<<<<

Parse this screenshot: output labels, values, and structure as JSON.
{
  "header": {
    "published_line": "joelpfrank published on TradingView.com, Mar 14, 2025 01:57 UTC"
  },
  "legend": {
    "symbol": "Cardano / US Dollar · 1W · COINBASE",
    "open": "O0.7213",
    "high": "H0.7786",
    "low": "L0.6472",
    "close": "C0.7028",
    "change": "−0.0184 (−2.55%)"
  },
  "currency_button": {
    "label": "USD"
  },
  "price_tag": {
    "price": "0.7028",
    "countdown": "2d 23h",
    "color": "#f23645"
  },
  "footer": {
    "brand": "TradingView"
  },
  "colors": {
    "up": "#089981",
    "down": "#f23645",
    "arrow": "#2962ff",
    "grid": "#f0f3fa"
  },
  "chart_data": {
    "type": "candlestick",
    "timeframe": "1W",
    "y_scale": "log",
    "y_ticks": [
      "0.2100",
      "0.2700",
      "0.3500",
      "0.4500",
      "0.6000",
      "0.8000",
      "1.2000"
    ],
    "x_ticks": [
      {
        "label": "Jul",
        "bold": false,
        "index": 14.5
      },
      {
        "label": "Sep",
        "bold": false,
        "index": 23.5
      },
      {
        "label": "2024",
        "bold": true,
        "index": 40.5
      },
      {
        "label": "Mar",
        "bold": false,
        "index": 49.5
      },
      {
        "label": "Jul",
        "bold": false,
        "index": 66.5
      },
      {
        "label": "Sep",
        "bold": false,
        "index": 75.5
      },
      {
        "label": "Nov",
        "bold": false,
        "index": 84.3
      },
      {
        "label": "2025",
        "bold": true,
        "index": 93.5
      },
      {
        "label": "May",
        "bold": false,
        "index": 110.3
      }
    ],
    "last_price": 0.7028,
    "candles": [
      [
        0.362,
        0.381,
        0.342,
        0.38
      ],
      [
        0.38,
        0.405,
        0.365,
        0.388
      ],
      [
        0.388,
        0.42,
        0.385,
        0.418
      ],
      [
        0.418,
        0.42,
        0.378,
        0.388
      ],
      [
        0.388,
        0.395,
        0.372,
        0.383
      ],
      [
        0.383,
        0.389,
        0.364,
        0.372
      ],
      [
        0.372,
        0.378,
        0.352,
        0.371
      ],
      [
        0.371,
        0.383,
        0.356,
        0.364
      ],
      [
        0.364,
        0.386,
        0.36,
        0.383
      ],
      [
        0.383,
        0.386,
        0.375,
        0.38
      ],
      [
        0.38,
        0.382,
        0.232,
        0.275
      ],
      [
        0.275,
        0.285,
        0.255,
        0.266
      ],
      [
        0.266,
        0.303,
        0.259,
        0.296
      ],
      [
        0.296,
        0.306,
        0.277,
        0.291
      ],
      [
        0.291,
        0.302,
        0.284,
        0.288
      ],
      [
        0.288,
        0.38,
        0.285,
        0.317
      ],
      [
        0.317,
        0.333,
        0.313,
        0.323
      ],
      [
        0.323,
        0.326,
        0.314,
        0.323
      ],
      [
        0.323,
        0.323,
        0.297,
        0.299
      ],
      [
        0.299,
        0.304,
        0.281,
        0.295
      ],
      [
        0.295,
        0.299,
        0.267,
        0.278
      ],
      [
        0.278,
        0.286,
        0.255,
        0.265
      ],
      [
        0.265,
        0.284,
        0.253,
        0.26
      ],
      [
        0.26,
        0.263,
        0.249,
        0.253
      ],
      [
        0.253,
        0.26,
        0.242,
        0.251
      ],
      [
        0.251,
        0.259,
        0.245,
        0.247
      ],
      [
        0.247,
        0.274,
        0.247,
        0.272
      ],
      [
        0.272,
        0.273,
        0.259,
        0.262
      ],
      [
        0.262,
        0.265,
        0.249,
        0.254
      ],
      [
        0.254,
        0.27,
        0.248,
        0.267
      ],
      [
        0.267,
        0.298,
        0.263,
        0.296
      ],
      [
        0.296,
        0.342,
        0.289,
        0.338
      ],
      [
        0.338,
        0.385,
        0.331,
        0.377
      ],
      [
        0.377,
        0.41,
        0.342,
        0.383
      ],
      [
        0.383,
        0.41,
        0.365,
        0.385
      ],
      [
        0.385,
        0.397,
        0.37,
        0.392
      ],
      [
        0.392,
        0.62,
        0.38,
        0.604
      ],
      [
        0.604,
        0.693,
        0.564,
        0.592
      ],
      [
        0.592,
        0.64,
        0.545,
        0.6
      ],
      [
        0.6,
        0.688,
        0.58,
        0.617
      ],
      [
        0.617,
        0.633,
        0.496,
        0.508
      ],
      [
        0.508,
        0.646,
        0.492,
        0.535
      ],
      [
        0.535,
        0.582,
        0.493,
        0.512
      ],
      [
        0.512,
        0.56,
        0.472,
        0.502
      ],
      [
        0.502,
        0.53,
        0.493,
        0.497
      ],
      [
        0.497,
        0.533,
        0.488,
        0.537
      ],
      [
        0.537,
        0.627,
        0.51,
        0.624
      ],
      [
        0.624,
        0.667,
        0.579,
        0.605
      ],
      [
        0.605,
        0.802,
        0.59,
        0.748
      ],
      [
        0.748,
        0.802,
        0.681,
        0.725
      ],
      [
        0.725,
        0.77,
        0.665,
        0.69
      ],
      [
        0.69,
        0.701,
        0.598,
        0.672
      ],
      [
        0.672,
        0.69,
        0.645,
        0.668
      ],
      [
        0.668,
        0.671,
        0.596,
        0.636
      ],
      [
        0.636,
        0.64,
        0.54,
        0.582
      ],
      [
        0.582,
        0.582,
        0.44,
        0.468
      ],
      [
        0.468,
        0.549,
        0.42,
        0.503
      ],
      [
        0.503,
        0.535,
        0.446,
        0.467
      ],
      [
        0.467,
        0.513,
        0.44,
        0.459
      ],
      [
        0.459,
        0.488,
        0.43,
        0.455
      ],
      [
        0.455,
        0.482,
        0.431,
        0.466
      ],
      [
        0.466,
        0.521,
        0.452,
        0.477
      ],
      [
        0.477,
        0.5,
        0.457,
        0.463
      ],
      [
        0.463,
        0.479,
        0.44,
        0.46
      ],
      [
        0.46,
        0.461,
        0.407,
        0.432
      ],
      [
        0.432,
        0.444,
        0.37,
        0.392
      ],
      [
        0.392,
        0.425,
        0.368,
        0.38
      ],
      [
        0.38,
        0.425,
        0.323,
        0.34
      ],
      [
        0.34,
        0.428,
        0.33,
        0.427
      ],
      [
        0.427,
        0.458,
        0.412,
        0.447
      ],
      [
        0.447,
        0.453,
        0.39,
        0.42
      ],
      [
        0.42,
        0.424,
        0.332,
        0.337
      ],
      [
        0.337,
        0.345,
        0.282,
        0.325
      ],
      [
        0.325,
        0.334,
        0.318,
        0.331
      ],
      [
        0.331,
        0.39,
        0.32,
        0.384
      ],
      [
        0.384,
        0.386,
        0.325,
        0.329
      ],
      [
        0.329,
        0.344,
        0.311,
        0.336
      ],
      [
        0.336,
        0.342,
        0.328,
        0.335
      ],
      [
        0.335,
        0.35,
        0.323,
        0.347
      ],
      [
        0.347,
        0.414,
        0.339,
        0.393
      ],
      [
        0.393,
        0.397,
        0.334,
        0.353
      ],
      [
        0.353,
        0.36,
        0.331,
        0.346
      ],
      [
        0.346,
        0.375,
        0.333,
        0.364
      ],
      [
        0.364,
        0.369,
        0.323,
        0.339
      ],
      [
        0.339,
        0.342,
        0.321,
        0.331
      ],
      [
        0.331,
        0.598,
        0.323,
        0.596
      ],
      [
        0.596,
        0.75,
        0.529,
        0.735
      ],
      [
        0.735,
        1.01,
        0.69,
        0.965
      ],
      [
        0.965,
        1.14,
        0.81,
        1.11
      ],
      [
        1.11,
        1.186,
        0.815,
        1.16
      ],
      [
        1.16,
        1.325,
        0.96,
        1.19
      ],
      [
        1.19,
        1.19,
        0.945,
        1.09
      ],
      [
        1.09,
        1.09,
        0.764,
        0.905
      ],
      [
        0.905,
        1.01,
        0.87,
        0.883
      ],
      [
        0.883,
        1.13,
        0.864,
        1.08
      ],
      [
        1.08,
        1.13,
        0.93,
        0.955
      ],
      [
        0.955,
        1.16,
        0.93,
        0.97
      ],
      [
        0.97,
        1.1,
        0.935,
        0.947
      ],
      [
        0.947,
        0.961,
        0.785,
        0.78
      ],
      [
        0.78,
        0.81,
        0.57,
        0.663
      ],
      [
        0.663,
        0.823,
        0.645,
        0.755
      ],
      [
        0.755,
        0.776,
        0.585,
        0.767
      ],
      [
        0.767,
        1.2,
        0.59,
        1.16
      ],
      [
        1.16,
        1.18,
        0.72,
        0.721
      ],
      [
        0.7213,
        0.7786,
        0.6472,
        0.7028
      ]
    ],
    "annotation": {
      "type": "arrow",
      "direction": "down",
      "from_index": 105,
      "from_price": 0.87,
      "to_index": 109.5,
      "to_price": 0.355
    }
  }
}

>>>>
<<<<

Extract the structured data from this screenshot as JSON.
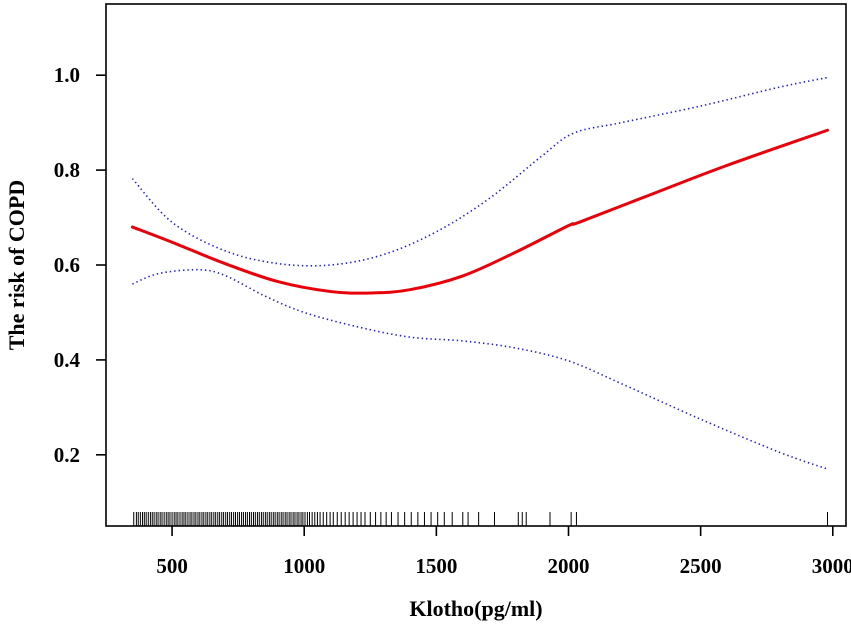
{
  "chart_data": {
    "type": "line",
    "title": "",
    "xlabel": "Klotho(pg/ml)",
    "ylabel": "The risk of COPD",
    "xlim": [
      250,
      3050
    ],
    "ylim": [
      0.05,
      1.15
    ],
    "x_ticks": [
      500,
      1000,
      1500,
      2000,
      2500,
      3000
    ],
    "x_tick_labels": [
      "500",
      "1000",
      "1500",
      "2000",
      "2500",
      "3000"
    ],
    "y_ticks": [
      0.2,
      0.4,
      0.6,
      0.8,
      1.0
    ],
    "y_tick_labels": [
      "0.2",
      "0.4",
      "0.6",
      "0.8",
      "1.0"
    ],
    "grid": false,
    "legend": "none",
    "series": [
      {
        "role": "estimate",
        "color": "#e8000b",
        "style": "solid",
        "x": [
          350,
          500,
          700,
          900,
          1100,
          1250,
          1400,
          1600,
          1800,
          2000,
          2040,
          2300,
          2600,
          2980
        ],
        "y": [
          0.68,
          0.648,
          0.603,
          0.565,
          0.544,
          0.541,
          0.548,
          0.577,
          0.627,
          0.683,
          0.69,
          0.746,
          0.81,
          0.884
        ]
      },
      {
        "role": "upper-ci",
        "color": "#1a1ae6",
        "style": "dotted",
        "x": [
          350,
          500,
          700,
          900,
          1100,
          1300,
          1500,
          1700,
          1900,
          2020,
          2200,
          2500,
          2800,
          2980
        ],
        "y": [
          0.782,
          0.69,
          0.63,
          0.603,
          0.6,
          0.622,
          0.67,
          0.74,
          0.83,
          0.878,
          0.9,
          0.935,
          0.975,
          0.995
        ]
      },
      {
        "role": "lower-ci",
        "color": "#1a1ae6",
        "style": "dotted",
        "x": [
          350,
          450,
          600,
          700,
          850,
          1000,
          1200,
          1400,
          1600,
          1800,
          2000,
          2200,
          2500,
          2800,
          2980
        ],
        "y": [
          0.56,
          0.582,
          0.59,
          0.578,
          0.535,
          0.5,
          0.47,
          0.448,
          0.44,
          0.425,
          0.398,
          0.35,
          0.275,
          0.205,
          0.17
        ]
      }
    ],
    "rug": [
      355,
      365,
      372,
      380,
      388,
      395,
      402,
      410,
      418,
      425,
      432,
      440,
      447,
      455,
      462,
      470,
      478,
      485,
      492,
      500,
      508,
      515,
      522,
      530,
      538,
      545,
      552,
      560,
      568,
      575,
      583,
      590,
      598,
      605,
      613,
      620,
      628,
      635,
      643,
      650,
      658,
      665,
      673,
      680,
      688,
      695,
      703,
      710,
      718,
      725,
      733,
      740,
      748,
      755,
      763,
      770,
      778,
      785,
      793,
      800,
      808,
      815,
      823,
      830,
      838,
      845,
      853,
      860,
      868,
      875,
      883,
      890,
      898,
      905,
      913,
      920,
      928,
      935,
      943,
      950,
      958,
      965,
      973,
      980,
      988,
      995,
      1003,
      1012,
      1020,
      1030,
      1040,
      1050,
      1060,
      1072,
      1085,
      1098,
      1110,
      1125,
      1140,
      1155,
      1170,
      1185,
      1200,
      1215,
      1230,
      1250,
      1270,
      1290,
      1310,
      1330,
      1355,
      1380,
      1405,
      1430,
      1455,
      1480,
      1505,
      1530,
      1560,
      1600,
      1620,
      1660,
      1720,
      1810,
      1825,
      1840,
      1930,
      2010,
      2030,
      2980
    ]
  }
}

>>>>
<<<<

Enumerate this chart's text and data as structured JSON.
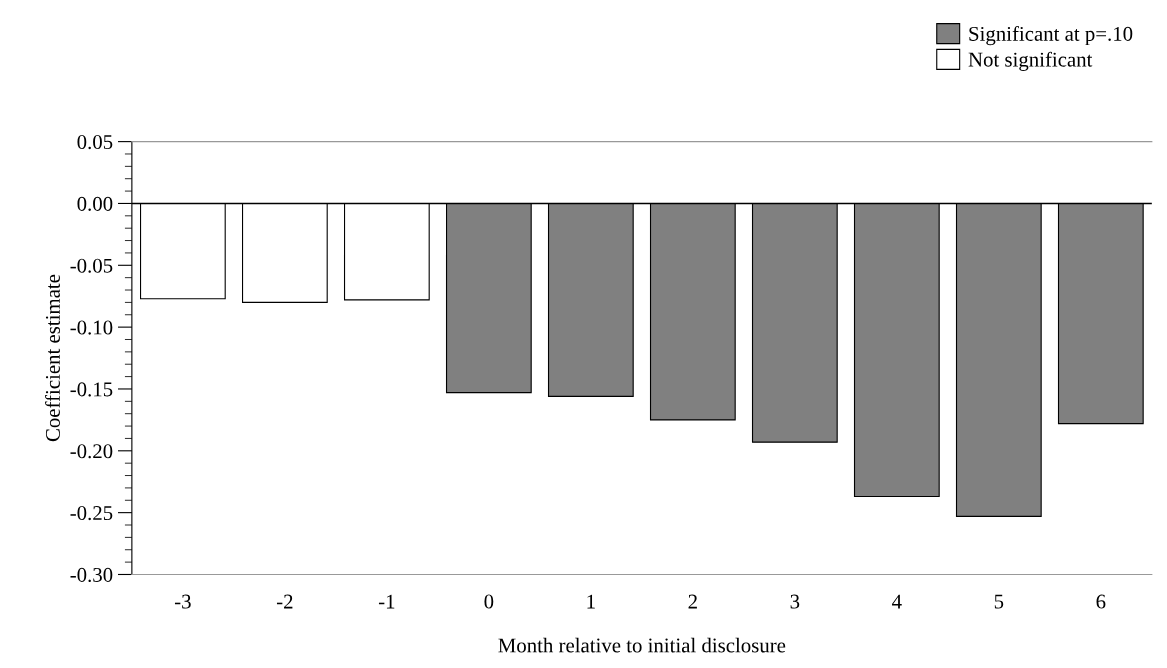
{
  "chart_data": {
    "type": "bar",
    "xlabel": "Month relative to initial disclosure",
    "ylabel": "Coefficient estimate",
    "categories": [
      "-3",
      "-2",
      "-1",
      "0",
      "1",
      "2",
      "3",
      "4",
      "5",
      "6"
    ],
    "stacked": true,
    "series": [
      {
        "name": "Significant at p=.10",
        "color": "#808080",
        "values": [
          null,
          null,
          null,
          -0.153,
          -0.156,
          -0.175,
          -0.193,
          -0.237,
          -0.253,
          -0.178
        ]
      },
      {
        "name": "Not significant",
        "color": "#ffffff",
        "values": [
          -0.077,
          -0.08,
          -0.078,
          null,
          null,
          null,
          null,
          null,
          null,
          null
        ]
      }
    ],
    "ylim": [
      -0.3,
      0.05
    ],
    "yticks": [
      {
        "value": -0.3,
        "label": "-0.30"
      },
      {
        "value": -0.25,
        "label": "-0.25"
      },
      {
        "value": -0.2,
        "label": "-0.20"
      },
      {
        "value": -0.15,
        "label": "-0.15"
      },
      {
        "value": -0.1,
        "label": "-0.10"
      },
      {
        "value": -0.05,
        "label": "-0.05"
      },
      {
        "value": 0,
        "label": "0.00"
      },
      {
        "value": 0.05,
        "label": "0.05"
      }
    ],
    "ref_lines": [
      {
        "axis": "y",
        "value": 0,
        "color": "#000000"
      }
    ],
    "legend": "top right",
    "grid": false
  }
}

>>>>

Stated exercise — Copy out each line of the listing that holds "type".

Output for this exercise —
    "type": "candlestick",
      "type": "arrow",
    "type": "line",
    "type": "bar",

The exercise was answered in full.